Filter the records below and copy every line containing the word "Pacifique".

## Information given
┌──

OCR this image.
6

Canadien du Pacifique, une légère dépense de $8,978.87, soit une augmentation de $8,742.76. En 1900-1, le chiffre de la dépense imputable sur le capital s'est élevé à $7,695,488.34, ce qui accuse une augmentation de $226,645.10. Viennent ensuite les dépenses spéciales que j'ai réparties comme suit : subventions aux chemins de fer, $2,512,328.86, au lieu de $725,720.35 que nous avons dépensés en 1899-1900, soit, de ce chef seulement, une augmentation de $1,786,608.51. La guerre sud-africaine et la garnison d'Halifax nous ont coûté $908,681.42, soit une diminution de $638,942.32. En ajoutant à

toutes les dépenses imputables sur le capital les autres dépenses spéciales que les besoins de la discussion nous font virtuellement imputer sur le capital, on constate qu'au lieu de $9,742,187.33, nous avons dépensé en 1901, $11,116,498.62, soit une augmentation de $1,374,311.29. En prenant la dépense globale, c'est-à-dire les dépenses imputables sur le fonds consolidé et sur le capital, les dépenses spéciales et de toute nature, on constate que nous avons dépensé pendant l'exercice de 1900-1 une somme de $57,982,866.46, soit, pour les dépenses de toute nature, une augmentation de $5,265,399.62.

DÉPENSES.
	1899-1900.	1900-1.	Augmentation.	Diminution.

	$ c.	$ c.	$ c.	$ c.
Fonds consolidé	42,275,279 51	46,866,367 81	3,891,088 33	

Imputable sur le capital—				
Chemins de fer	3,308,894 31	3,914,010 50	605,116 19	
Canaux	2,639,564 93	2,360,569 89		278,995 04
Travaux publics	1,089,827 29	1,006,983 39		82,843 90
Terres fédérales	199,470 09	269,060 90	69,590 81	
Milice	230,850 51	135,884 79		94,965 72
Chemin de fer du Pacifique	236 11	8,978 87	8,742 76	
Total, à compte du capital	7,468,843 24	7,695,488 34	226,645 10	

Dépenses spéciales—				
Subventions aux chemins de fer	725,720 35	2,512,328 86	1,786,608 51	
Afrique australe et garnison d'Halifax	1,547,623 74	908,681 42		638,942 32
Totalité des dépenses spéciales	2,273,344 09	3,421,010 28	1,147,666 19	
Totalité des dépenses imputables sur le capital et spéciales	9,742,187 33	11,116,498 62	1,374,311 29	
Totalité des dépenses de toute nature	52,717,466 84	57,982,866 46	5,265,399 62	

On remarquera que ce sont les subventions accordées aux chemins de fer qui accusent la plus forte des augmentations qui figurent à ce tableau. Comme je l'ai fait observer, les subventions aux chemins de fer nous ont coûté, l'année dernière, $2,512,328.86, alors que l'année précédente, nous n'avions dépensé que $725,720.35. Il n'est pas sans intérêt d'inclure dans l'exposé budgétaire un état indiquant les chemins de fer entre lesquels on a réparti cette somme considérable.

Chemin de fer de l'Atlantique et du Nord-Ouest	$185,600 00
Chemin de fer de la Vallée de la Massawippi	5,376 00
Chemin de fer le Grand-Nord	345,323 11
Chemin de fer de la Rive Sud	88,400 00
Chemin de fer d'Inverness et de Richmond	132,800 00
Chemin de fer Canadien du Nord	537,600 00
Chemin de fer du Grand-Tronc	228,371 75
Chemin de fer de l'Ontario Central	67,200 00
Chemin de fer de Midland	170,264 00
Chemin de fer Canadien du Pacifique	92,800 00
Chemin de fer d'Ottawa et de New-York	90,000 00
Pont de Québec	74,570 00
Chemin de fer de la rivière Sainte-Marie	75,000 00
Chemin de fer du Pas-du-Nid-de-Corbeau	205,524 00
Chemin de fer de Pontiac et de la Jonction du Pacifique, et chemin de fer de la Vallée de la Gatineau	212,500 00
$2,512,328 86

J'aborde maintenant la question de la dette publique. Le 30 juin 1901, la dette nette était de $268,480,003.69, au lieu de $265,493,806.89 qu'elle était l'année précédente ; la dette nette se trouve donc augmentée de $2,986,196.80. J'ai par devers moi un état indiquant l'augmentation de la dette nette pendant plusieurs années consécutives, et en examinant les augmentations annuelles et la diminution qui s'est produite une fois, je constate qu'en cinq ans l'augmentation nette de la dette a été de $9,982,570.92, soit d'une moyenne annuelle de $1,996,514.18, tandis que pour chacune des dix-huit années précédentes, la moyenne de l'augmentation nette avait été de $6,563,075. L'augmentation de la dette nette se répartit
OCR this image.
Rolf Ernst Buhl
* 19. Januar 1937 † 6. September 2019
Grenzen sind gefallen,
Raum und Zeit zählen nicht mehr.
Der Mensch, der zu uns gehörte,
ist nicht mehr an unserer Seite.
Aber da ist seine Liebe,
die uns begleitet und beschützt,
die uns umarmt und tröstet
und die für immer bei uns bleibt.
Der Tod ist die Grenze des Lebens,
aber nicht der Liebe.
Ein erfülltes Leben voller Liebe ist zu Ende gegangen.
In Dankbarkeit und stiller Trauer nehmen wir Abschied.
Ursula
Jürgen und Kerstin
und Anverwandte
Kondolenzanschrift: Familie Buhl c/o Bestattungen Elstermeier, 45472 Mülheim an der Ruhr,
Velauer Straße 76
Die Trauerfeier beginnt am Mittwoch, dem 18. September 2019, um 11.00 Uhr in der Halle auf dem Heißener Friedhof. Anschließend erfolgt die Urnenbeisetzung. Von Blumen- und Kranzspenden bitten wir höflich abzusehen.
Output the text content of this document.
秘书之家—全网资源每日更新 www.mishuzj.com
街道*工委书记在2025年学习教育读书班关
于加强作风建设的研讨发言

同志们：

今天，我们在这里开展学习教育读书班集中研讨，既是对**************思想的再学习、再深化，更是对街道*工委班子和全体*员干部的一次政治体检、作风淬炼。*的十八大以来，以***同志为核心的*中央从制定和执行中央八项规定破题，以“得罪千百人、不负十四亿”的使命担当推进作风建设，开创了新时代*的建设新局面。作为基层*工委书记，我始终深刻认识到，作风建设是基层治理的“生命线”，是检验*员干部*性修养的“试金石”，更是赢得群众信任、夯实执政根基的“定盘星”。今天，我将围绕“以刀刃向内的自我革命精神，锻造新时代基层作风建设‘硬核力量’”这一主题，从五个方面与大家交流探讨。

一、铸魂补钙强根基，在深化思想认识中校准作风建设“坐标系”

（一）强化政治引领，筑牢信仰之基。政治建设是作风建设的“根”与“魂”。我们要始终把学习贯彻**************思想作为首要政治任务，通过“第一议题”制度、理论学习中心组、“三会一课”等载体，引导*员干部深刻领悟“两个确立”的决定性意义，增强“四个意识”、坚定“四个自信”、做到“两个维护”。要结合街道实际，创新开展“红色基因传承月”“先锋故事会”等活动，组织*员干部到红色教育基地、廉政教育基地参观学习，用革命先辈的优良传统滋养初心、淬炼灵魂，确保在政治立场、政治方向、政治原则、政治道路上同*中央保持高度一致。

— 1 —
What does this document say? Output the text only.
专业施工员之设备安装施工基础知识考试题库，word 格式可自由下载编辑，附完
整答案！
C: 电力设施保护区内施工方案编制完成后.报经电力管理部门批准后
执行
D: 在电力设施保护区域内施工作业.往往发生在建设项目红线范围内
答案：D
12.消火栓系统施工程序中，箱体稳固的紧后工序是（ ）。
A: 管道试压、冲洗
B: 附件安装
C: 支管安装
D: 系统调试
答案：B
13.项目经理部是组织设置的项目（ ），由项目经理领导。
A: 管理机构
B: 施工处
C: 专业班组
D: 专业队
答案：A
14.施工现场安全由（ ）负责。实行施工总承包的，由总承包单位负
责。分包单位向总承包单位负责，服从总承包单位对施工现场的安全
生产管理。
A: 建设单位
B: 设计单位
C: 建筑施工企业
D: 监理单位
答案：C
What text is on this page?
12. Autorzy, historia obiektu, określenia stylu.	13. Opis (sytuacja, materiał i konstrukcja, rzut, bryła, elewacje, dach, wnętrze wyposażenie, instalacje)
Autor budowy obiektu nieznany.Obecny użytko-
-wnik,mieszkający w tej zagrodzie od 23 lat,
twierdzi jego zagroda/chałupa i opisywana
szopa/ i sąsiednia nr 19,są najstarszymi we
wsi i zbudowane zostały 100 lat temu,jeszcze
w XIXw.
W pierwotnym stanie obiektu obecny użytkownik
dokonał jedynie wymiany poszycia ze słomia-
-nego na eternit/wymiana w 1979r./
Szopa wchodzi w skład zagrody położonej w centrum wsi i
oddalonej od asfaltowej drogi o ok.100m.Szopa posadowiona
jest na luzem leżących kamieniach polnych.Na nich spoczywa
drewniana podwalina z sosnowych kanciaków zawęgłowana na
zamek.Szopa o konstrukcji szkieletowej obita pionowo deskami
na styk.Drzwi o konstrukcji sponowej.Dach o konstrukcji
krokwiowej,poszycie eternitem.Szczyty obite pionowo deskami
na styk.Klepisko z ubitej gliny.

└──

## Task solution
Canadien du Pacifique, une légère dépense de $8,978.87, soit une augmentation de $8,742.76. En 1900-1, le chiffre de la dépense imputable sur le capital s'est élevé à $7,695,488.34, ce qui accuse une augmentation de $226,645.10. Viennent ensuite les dépenses spéciales que j'ai réparties comme suit : subventions aux chemins de fer, $2,512,328.86, au lieu de $725,720.35 que nous avons dépensés en 1899-1900, soit, de ce chef seulement, une augmentation de $1,786,608.51. La guerre sud-africaine et la garnison d'Halifax nous ont coûté $908,681.42, soit une diminution de $638,942.32. En ajoutant à
Chemin de fer du Pacifique	236 11	8,978 87	8,742 76	
Chemin de fer Canadien du Pacifique	92,800 00
Chemin de fer de Pontiac et de la Jonction du Pacifique, et chemin de fer de la Vallée de la Gatineau	212,500 00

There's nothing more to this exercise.